» **Aim of the task**
Quote all entries in full, exactly.

» **Given records**
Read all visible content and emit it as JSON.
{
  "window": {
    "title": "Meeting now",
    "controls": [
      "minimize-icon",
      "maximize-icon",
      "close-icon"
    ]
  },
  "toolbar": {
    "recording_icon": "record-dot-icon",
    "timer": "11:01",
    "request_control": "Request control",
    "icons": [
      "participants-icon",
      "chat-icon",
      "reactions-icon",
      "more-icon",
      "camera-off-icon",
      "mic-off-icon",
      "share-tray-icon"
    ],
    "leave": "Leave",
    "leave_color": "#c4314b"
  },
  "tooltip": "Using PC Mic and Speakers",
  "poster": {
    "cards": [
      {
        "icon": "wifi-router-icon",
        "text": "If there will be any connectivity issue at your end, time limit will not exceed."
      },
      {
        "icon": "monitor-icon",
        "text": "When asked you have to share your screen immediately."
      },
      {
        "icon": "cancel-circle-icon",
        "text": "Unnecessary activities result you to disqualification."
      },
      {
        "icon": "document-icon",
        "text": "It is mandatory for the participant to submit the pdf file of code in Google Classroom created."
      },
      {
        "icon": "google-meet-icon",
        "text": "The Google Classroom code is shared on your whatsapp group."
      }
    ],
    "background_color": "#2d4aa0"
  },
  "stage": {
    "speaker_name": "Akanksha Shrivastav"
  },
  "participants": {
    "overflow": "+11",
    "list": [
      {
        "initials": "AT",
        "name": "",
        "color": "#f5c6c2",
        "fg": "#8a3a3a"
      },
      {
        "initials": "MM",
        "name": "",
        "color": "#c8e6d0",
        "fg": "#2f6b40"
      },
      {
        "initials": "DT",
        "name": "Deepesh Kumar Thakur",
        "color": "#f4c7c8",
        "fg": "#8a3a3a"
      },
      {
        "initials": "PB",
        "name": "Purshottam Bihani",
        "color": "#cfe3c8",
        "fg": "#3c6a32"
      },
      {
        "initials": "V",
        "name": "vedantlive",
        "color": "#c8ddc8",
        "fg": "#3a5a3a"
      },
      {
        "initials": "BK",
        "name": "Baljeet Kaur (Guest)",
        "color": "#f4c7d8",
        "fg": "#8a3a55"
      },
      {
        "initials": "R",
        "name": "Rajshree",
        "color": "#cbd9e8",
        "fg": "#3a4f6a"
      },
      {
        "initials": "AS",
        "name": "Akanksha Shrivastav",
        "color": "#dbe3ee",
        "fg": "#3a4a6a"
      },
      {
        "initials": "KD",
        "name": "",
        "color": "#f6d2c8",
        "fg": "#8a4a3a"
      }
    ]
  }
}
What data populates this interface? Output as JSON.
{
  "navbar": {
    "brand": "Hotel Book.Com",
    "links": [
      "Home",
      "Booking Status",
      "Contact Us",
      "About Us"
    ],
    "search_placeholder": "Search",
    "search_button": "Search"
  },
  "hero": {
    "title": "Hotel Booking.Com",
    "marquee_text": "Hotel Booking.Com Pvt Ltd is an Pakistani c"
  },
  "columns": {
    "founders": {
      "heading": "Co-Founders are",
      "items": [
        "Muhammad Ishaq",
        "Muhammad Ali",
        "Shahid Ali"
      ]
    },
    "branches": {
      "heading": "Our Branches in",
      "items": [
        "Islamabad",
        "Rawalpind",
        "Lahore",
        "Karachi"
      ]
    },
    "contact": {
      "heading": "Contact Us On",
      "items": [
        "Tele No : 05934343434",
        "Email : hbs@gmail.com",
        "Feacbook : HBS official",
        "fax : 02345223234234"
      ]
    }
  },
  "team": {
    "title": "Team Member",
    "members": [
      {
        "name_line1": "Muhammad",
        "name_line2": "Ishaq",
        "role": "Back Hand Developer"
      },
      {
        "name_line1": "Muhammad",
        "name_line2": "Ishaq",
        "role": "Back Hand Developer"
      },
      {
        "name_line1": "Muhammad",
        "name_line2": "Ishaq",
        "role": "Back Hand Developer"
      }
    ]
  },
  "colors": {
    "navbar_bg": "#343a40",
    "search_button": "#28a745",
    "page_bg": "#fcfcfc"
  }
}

» **Result of this task**
Read all visible content and emit it as JSON.
{
  "window": {
    "title": "Meeting now",
    "controls": [
      "minimize-icon",
      "maximize-icon",
      "close-icon"
    ]
  },
  "toolbar": {
    "recording_icon": "record-dot-icon",
    "timer": "11:01",
    "request_control": "Request control",
    "icons": [
      "participants-icon",
      "chat-icon",
      "reactions-icon",
      "more-icon",
      "camera-off-icon",
      "mic-off-icon",
      "share-tray-icon"
    ],
    "leave": "Leave",
    "leave_color": "#c4314b"
  },
  "tooltip": "Using PC Mic and Speakers",
  "poster": {
    "cards": [
      {
        "icon": "wifi-router-icon",
        "text": "If there will be any connectivity issue at your end, time limit will not exceed."
      },
      {
        "icon": "monitor-icon",
        "text": "When asked you have to share your screen immediately."
      },
      {
        "icon": "cancel-circle-icon",
        "text": "Unnecessary activities result you to disqualification."
      },
      {
        "icon": "document-icon",
        "text": "It is mandatory for the participant to submit the pdf file of code in Google Classroom created."
      },
      {
        "icon": "google-meet-icon",
        "text": "The Google Classroom code is shared on your whatsapp group."
      }
    ],
    "background_color": "#2d4aa0"
  },
  "stage": {
    "speaker_name": "Akanksha Shrivastav"
  },
  "participants": {
    "overflow": "+11",
    "list": [
      {
        "initials": "AT",
        "name": "",
        "color": "#f5c6c2",
        "fg": "#8a3a3a"
      },
      {
        "initials": "MM",
        "name": "",
        "color": "#c8e6d0",
        "fg": "#2f6b40"
      },
      {
        "initials": "DT",
        "name": "Deepesh Kumar Thakur",
        "color": "#f4c7c8",
        "fg": "#8a3a3a"
      },
      {
        "initials": "PB",
        "name": "Purshottam Bihani",
        "color": "#cfe3c8",
        "fg": "#3c6a32"
      },
      {
        "initials": "V",
        "name": "vedantlive",
        "color": "#c8ddc8",
        "fg": "#3a5a3a"
      },
      {
        "initials": "BK",
        "name": "Baljeet Kaur (Guest)",
        "color": "#f4c7d8",
        "fg": "#8a3a55"
      },
      {
        "initials": "R",
        "name": "Rajshree",
        "color": "#cbd9e8",
        "fg": "#3a4f6a"
      },
      {
        "initials": "AS",
        "name": "Akanksha Shrivastav",
        "color": "#dbe3ee",
        "fg": "#3a4a6a"
      },
      {
        "initials": "KD",
        "name": "",
        "color": "#f6d2c8",
        "fg": "#8a4a3a"
      }
    ]
  }
}
What data populates this interface? Output as JSON.
{
  "navbar": {
    "brand": "Hotel Book.Com",
    "links": [
      "Home",
      "Booking Status",
      "Contact Us",
      "About Us"
    ],
    "search_placeholder": "Search",
    "search_button": "Search"
  },
  "hero": {
    "title": "Hotel Booking.Com",
    "marquee_text": "Hotel Booking.Com Pvt Ltd is an Pakistani c"
  },
  "columns": {
    "founders": {
      "heading": "Co-Founders are",
      "items": [
        "Muhammad Ishaq",
        "Muhammad Ali",
        "Shahid Ali"
      ]
    },
    "branches": {
      "heading": "Our Branches in",
      "items": [
        "Islamabad",
        "Rawalpind",
        "Lahore",
        "Karachi"
      ]
    },
    "contact": {
      "heading": "Contact Us On",
      "items": [
        "Tele No : 05934343434",
        "Email : hbs@gmail.com",
        "Feacbook : HBS official",
        "fax : 02345223234234"
      ]
    }
  },
  "team": {
    "title": "Team Member",
    "members": [
      {
        "name_line1": "Muhammad",
        "name_line2": "Ishaq",
        "role": "Back Hand Developer"
      },
      {
        "name_line1": "Muhammad",
        "name_line2": "Ishaq",
        "role": "Back Hand Developer"
      },
      {
        "name_line1": "Muhammad",
        "name_line2": "Ishaq",
        "role": "Back Hand Developer"
      }
    ]
  },
  "colors": {
    "navbar_bg": "#343a40",
    "search_button": "#28a745",
    "page_bg": "#fcfcfc"
  }
}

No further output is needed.